_What is expected_
Look through the listing for the word "blog". Copy each line that has it.

_Exercise inputs_
-- Start --
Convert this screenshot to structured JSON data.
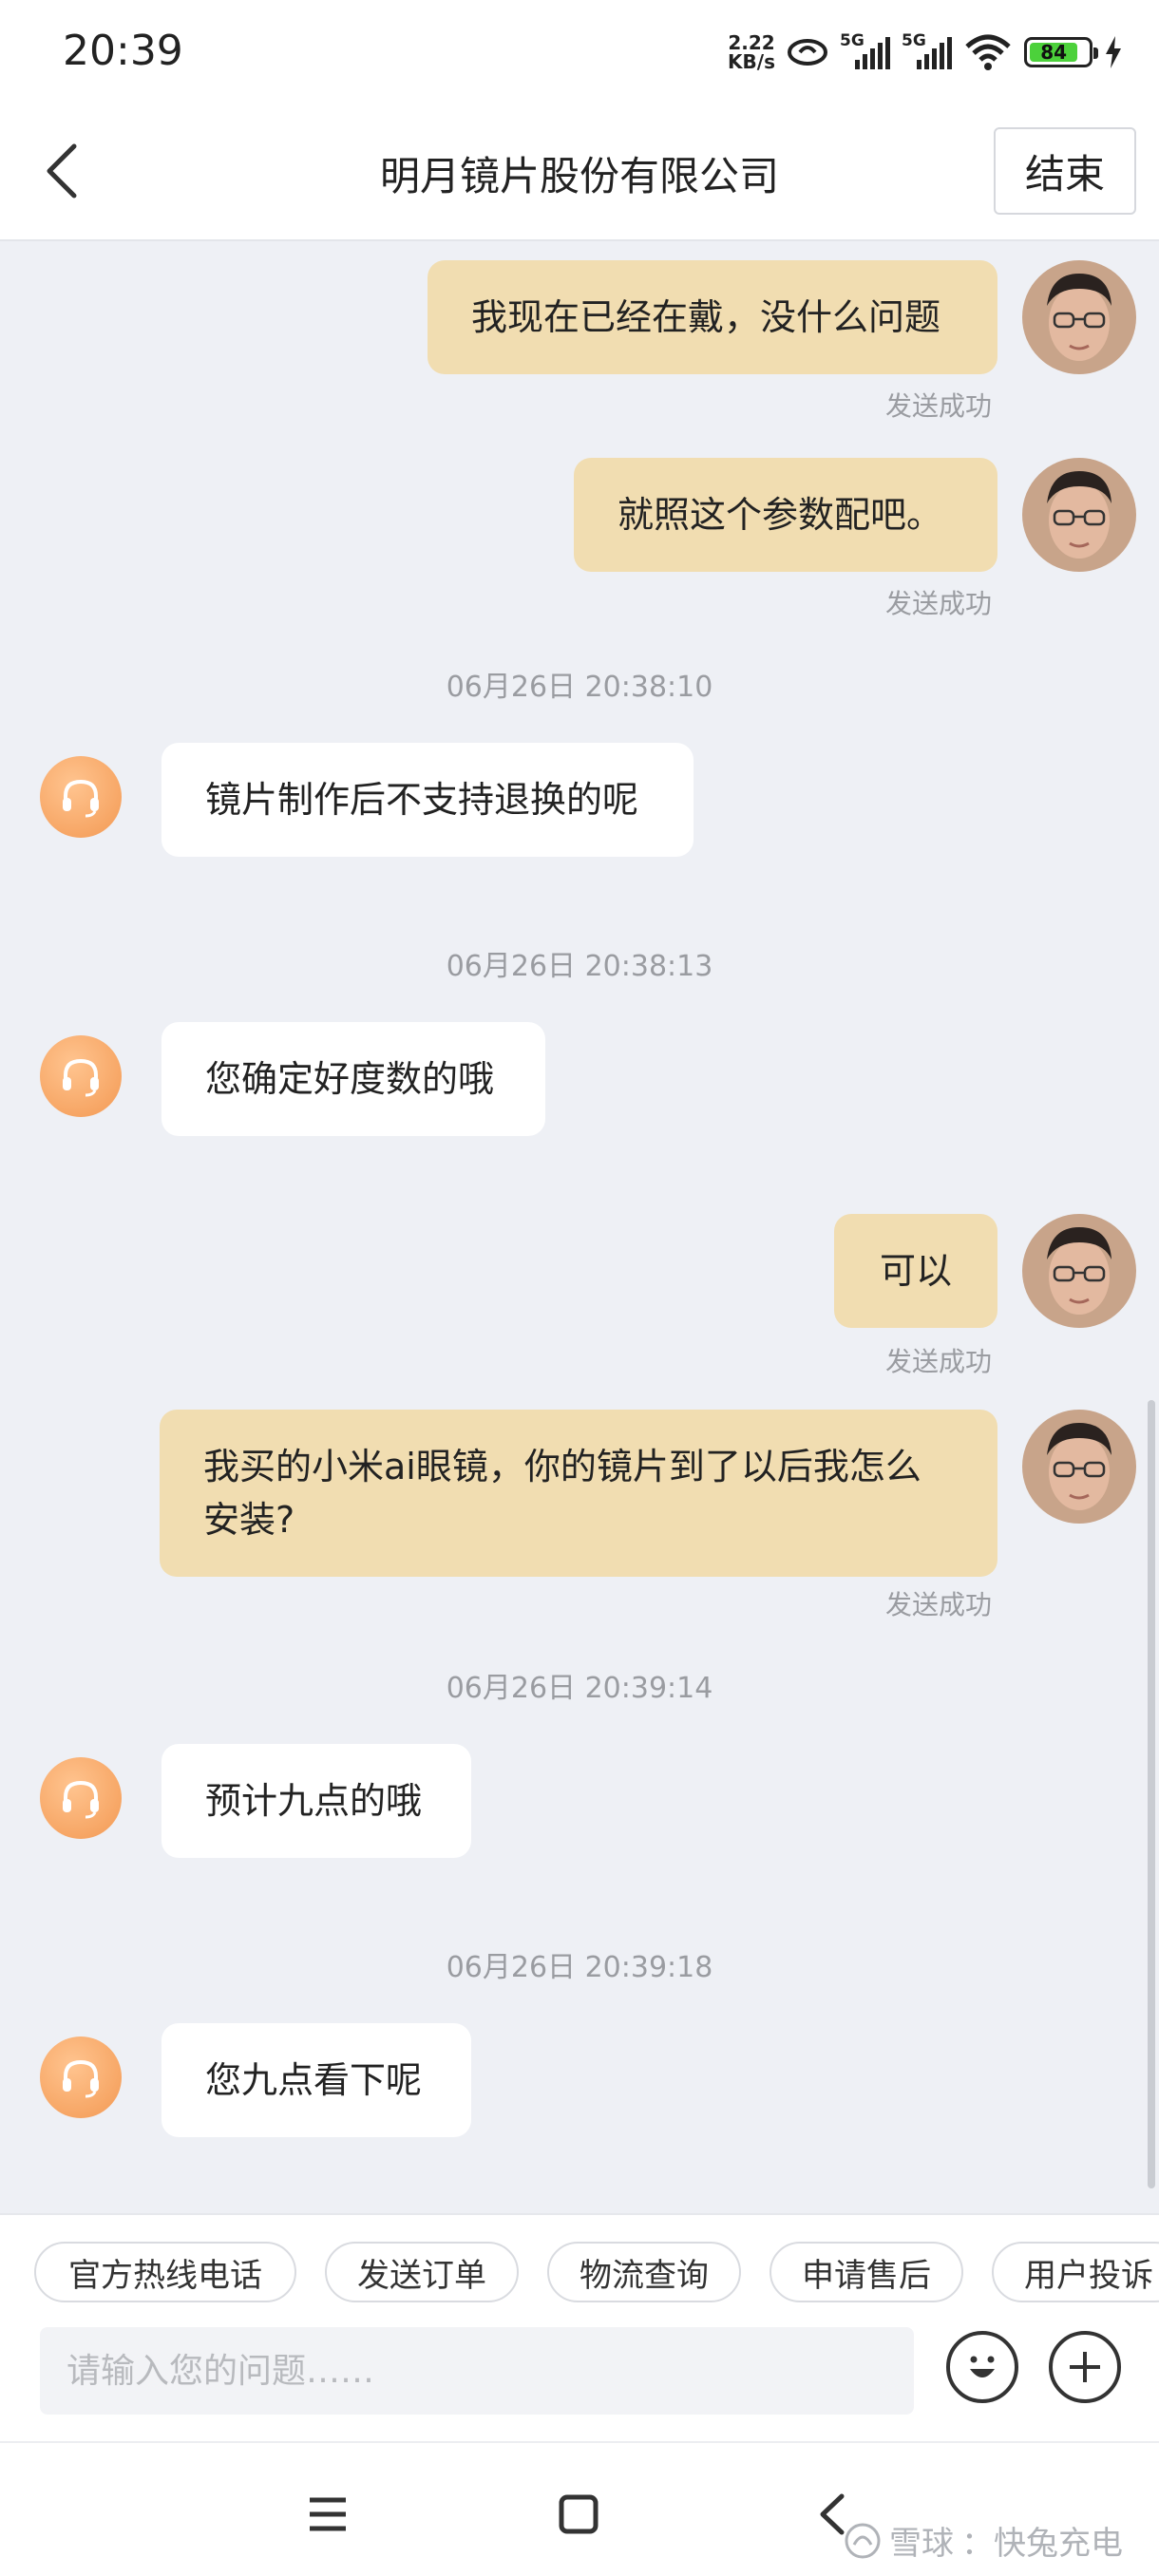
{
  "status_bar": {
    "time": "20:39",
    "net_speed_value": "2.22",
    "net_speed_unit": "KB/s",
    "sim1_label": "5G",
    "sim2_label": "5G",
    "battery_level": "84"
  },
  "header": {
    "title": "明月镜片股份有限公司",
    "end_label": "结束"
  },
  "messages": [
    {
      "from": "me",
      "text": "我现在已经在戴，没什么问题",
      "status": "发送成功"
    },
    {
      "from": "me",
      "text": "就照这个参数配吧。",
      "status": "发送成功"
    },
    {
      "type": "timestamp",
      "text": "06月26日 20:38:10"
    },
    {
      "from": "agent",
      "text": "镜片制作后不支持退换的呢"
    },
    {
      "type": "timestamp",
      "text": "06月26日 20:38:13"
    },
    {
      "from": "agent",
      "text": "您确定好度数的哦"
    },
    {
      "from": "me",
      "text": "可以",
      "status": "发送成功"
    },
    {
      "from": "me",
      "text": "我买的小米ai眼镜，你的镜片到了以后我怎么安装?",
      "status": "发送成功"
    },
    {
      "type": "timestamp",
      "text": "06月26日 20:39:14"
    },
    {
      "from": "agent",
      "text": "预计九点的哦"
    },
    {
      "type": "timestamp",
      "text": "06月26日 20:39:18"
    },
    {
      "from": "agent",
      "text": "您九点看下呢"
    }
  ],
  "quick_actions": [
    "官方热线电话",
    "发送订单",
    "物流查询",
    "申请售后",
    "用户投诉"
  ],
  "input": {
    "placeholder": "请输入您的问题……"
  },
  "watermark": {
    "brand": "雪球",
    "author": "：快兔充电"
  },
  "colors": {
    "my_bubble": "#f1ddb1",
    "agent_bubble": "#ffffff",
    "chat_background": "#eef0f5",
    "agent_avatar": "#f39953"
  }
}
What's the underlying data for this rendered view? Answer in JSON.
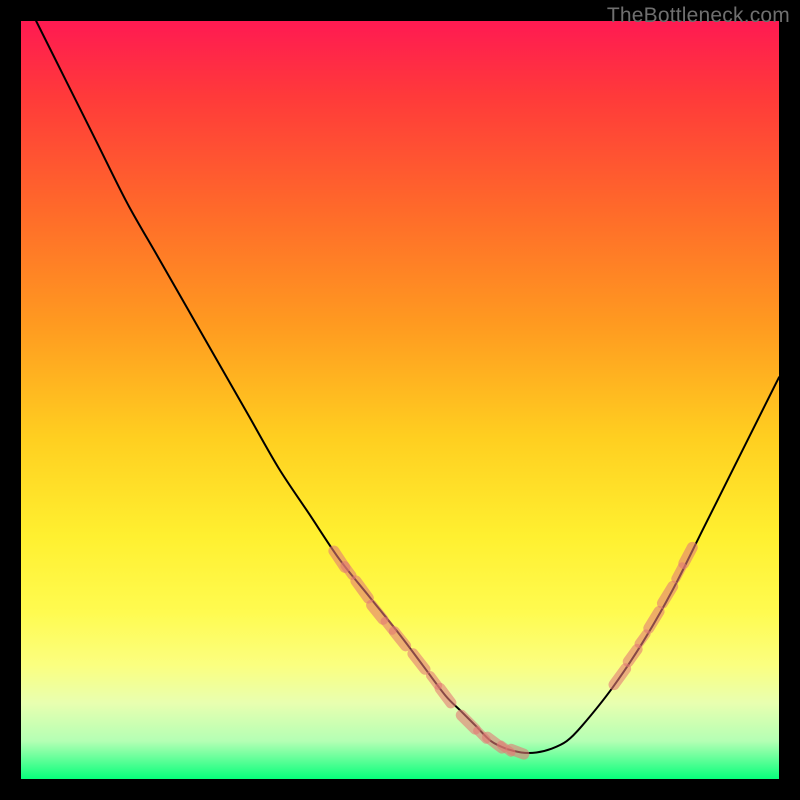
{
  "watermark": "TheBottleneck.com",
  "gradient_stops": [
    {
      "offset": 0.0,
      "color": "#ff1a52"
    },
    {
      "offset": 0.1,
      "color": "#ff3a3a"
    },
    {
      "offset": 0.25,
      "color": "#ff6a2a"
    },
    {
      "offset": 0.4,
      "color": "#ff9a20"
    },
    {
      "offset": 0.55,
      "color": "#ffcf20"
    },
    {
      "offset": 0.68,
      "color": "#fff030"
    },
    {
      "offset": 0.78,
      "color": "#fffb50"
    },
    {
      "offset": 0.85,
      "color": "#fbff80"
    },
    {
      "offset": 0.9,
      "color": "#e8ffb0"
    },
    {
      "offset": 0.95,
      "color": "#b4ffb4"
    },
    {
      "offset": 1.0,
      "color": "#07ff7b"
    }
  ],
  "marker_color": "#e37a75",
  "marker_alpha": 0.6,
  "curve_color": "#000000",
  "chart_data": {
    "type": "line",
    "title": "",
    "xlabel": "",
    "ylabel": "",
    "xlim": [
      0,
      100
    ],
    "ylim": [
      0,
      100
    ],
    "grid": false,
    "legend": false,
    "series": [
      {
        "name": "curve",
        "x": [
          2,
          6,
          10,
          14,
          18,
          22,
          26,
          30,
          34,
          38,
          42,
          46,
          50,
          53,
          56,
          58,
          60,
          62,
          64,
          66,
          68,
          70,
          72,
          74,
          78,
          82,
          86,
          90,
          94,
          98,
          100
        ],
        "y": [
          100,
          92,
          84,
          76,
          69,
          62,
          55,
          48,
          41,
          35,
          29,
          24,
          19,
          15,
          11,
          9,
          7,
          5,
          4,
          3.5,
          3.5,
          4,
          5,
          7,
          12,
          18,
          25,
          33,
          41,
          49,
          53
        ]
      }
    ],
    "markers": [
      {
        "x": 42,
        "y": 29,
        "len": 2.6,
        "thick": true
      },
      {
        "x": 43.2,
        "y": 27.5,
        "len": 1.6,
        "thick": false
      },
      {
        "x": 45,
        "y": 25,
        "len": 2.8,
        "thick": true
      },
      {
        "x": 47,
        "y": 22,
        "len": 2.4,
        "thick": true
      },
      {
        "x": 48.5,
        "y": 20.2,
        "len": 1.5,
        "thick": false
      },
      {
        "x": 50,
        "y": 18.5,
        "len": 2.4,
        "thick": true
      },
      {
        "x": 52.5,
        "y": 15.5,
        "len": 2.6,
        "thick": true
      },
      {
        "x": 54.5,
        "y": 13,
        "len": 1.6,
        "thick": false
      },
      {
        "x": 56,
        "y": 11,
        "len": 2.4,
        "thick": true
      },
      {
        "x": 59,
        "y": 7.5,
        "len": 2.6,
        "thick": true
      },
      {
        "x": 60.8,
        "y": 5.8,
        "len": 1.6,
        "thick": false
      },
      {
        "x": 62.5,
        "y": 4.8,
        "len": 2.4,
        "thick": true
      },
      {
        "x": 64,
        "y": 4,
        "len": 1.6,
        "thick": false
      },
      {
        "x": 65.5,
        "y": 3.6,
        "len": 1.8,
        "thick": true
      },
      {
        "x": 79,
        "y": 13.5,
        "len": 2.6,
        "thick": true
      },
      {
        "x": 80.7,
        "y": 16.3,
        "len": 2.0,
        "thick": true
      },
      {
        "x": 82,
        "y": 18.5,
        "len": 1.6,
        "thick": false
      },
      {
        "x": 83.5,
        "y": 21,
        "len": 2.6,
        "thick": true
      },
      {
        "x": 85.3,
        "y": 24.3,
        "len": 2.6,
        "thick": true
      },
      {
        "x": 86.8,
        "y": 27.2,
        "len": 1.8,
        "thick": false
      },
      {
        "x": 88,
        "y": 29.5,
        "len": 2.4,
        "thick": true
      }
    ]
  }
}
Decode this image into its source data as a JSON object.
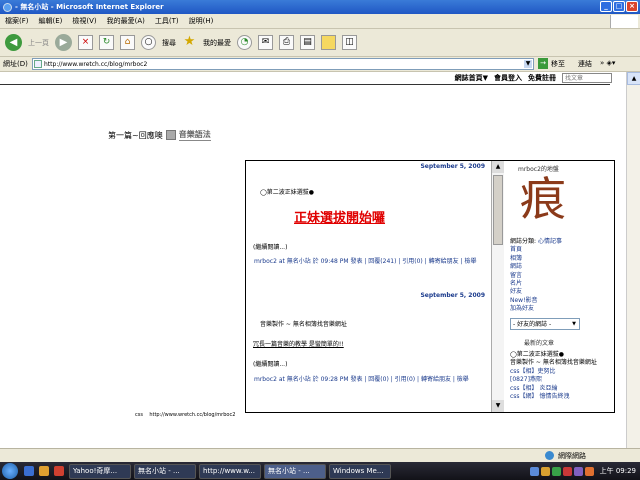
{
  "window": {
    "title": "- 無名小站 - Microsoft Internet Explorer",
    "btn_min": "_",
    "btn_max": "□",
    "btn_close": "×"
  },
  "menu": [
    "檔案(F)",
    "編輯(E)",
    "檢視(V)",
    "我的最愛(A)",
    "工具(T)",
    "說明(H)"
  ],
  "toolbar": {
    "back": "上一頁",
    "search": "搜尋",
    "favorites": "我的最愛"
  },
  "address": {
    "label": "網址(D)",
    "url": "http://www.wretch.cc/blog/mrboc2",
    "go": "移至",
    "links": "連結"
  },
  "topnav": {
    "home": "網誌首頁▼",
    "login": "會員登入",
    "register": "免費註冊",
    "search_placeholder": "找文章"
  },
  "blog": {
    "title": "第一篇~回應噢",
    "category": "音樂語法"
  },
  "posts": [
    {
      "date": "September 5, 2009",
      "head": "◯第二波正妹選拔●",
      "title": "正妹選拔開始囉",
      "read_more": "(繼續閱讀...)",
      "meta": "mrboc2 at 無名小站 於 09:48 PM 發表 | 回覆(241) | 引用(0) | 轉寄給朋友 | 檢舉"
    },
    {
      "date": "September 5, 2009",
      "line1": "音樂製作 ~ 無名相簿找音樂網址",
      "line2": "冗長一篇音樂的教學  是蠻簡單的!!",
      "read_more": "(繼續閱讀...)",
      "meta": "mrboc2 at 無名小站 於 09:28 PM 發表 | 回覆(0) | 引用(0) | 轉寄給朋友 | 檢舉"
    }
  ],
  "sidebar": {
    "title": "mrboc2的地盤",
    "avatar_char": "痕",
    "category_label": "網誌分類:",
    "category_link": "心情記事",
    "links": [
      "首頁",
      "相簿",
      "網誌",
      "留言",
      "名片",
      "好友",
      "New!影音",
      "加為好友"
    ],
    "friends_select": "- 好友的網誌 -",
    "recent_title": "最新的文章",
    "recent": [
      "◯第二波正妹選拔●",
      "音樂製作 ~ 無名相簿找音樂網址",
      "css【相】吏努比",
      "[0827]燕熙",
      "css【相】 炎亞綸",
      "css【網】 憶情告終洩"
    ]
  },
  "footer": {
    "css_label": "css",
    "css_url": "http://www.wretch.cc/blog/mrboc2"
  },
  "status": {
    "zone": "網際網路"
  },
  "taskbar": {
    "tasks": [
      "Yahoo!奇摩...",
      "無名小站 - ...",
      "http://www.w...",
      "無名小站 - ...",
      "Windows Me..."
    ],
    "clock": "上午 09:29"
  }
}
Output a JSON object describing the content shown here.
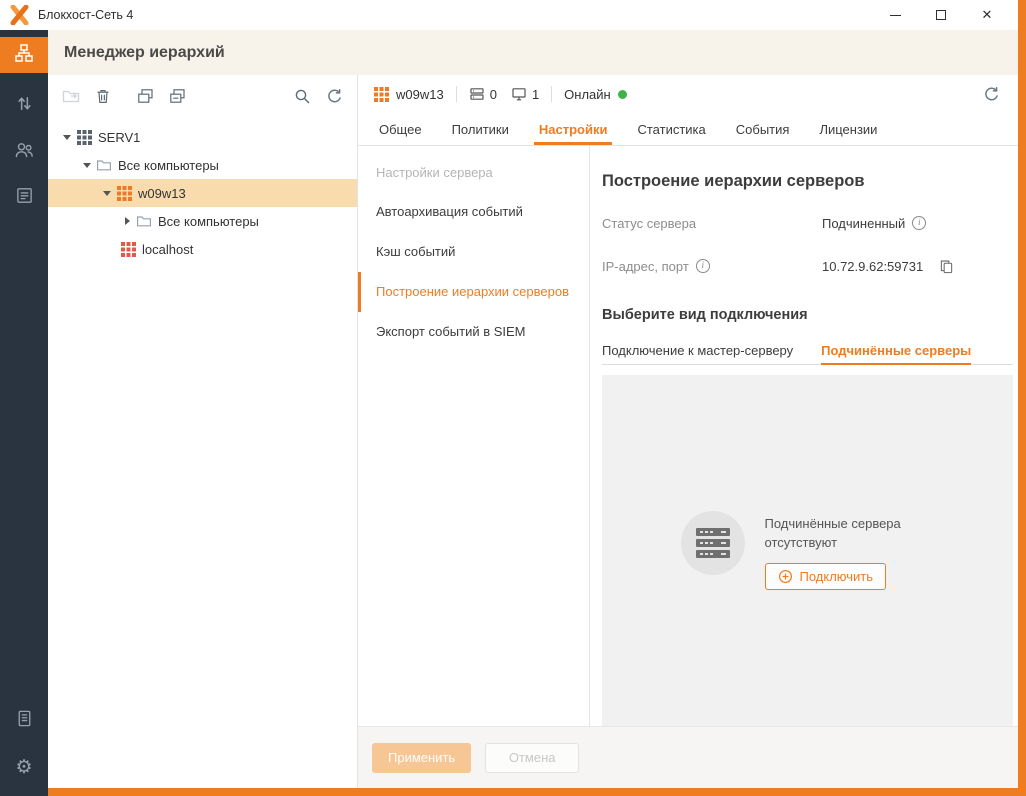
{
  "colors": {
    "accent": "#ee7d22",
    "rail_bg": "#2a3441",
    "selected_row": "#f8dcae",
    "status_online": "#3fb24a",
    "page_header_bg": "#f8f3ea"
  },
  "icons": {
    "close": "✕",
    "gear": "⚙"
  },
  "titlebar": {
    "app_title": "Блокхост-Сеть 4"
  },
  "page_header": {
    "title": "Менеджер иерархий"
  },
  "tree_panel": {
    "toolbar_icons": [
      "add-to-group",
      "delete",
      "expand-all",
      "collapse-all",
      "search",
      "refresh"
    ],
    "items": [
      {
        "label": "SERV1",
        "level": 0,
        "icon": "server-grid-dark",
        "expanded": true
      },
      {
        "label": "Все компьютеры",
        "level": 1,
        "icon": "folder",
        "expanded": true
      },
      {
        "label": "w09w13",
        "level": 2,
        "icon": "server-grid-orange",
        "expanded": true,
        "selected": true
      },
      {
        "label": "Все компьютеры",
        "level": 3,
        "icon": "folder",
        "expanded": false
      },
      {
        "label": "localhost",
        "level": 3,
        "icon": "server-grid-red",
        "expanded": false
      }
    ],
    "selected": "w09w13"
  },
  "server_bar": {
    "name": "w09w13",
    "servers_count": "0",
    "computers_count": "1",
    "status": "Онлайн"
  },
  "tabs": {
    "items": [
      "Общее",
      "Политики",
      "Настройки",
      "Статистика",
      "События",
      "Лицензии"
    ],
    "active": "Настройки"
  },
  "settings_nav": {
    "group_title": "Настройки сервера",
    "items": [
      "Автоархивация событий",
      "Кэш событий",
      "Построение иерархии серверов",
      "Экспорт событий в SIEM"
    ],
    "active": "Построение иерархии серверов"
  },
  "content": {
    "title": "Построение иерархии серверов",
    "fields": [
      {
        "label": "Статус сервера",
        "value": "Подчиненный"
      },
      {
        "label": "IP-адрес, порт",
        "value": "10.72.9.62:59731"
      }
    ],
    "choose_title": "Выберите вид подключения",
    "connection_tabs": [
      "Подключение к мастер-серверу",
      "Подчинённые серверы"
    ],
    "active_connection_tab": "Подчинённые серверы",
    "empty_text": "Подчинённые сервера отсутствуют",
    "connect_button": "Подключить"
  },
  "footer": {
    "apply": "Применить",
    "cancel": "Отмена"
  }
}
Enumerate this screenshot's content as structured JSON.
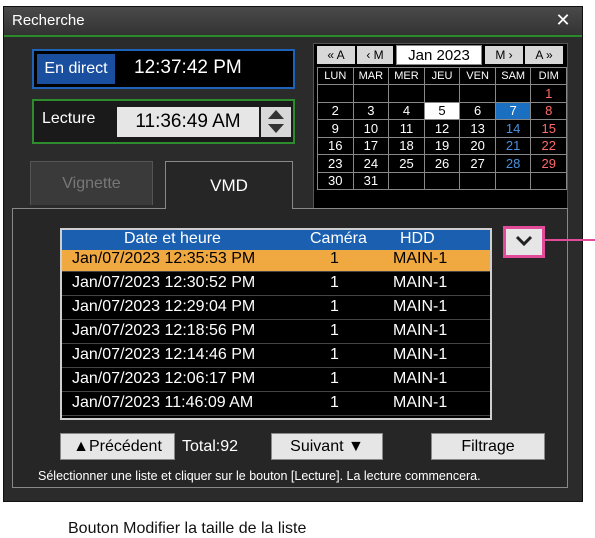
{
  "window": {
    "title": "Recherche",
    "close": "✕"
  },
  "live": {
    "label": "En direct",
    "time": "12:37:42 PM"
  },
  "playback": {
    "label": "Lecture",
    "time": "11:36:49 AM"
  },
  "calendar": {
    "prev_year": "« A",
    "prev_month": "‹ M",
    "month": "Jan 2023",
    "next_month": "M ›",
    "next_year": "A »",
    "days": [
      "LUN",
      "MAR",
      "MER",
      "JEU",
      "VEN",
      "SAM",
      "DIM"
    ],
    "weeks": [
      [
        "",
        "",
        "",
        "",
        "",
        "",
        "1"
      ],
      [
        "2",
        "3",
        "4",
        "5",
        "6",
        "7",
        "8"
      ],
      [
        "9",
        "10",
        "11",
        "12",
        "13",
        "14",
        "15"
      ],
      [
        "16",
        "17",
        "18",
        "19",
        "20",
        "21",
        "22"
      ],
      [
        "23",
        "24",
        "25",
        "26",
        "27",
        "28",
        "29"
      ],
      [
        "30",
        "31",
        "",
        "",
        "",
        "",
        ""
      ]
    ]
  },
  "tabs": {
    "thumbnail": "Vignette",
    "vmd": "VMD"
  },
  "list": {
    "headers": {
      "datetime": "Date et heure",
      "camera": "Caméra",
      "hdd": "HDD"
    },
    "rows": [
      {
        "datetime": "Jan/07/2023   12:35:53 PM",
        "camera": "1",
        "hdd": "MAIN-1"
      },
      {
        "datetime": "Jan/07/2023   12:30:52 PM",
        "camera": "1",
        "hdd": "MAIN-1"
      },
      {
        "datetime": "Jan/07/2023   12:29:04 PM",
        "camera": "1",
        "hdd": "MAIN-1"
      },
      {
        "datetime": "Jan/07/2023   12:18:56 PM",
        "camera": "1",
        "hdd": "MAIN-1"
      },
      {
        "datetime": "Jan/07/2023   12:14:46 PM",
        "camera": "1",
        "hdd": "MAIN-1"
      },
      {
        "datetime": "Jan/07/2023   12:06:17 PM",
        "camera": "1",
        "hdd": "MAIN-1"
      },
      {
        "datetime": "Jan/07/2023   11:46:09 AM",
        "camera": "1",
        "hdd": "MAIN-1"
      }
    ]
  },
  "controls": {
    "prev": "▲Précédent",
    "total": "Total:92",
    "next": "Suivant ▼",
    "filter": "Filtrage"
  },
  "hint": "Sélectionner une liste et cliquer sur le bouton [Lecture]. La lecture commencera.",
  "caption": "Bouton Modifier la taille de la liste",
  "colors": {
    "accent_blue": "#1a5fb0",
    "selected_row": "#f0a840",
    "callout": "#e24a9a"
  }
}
-- End --
_Full response_
    "url": "http://www.wretch.cc/blog/mrboc2",
  "blog": {
    "css_url": "http://www.wretch.cc/blog/mrboc2"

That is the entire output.